**PROVIDED INFORMATION:**

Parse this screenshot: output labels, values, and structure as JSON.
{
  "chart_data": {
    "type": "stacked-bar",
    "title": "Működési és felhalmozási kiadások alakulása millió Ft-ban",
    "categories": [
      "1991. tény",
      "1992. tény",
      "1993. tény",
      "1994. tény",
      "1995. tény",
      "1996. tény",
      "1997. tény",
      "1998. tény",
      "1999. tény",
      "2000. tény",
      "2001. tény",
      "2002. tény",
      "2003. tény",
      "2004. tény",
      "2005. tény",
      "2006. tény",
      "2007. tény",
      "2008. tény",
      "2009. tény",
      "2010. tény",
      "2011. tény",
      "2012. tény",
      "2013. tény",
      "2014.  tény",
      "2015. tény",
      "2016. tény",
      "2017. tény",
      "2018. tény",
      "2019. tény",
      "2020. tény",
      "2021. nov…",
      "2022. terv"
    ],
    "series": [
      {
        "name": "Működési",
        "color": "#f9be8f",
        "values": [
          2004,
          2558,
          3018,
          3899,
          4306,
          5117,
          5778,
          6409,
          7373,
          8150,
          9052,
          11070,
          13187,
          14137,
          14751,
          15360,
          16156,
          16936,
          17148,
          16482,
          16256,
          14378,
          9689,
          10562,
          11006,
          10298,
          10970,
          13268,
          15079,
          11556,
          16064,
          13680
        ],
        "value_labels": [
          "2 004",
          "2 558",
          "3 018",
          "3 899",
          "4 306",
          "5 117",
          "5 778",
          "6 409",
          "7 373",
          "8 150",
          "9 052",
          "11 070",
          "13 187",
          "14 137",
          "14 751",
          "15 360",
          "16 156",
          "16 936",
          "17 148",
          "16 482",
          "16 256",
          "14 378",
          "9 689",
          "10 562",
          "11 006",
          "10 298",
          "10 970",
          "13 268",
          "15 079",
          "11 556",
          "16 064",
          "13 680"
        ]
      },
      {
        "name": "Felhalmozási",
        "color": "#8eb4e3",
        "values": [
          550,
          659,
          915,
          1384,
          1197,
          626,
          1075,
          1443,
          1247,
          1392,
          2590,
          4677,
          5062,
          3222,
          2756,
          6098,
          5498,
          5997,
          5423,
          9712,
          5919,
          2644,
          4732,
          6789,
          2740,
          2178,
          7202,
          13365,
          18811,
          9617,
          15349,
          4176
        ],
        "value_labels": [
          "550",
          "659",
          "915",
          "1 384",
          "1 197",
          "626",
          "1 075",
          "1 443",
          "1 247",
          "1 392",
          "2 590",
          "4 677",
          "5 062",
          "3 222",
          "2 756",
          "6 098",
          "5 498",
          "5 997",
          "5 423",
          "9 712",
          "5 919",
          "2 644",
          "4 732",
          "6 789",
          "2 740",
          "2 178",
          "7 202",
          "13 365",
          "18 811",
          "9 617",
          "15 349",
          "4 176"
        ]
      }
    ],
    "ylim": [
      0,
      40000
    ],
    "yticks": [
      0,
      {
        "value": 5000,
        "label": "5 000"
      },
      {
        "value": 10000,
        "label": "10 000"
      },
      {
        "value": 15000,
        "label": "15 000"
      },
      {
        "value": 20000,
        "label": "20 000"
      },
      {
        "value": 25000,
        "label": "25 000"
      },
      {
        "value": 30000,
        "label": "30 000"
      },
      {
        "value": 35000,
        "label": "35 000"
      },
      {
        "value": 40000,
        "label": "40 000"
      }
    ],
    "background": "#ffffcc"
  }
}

**GIVEN PROBLEM:** Collect every line above that contains the word "Működési".

**EXERCISE RESPONSE:**
    "title": "Működési és felhalmozási kiadások alakulása millió Ft-ban",
        "name": "Működési",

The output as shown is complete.